Locate all lines with the word "color" and copy them out.

◇ ◇ ◇ ◇

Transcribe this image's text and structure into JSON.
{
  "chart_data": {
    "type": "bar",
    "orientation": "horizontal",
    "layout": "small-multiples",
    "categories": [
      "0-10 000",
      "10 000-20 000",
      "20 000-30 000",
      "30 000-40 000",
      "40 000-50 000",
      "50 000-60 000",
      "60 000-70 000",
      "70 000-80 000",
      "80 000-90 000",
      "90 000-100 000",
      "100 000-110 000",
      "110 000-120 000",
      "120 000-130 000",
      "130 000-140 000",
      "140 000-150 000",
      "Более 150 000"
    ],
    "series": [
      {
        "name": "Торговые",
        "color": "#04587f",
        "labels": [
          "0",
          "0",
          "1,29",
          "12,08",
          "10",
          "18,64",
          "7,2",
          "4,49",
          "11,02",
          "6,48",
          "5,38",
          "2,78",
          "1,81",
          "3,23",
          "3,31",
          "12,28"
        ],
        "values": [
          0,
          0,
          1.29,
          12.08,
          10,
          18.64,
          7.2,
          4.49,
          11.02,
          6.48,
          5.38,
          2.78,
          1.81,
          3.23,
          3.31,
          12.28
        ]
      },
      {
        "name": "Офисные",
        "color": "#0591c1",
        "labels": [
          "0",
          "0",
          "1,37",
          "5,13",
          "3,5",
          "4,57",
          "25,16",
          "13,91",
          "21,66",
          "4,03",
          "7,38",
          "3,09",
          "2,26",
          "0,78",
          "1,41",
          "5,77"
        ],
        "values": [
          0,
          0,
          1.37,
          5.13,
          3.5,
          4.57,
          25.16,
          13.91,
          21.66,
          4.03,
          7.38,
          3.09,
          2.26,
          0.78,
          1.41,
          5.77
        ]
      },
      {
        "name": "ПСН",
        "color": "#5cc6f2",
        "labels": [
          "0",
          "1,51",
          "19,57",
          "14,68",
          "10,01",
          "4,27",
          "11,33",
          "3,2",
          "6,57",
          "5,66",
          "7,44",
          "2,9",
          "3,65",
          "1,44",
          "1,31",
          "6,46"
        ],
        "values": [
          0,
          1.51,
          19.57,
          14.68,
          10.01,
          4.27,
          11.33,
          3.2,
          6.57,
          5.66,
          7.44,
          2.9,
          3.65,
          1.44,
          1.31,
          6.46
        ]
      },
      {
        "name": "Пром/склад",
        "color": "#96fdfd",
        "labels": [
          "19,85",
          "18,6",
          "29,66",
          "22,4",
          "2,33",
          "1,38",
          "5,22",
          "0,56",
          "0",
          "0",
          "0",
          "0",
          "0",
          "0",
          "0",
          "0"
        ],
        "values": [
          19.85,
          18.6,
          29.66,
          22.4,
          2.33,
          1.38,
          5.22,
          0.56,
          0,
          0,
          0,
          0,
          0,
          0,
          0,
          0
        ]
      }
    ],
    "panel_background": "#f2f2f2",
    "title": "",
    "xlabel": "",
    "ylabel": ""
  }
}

◇ ◇ ◇ ◇

● **The output**
        "color": "#04587f",
        "color": "#0591c1",
        "color": "#5cc6f2",
        "color": "#96fdfd",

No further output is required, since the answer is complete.